Start RECORDS

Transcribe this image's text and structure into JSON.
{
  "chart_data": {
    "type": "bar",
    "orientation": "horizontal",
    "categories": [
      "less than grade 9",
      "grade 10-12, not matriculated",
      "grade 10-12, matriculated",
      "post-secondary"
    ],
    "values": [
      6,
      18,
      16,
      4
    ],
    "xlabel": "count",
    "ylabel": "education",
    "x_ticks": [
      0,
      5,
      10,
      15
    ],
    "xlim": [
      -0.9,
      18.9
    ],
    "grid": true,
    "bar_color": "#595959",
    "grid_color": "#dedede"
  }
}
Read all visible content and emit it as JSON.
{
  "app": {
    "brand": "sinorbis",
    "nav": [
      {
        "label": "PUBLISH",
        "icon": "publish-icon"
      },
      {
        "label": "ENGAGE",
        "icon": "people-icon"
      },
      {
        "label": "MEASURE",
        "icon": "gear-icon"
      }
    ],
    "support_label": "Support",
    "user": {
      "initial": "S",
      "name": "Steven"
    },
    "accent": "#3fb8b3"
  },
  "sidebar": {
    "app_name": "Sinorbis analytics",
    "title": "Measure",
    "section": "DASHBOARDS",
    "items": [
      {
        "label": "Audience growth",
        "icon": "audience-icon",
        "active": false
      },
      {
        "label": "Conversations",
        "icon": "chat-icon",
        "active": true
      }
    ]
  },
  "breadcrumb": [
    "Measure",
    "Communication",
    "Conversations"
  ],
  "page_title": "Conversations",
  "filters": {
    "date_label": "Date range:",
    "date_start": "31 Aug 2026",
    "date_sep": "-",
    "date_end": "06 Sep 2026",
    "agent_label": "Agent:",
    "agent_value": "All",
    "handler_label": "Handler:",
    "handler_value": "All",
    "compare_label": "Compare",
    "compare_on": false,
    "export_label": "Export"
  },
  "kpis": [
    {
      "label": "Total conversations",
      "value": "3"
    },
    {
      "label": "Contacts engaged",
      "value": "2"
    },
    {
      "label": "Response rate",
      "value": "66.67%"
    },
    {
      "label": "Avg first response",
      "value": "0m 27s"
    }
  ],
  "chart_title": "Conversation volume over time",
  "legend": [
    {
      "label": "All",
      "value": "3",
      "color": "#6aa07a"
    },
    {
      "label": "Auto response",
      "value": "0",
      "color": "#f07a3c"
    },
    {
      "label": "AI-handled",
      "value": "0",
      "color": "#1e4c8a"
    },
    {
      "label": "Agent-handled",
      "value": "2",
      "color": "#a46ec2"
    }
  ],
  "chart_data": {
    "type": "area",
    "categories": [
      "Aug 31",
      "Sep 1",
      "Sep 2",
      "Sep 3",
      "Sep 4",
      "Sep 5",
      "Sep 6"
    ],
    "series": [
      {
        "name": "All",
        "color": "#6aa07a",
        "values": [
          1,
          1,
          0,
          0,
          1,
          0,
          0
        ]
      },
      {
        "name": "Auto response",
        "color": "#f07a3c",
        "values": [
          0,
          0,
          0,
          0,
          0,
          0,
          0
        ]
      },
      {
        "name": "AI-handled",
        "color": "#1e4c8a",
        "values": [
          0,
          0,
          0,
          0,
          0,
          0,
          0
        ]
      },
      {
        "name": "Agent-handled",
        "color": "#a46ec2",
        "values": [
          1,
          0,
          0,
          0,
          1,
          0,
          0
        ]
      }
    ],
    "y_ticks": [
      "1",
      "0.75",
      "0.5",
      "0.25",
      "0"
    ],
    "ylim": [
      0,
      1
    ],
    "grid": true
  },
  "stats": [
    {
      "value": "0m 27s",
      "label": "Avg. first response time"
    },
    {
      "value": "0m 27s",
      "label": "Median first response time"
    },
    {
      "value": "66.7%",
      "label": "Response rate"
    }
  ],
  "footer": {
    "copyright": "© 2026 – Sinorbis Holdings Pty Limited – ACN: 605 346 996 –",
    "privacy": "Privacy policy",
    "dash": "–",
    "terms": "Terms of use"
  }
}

End RECORDS

- _WRITTEN TASK_: Review the preceding data and report every line that includes the string "grade".

- _SOLUTION FOR THIS TASK_:
      "less than grade 9",
      "grade 10-12, not matriculated",
      "grade 10-12, matriculated",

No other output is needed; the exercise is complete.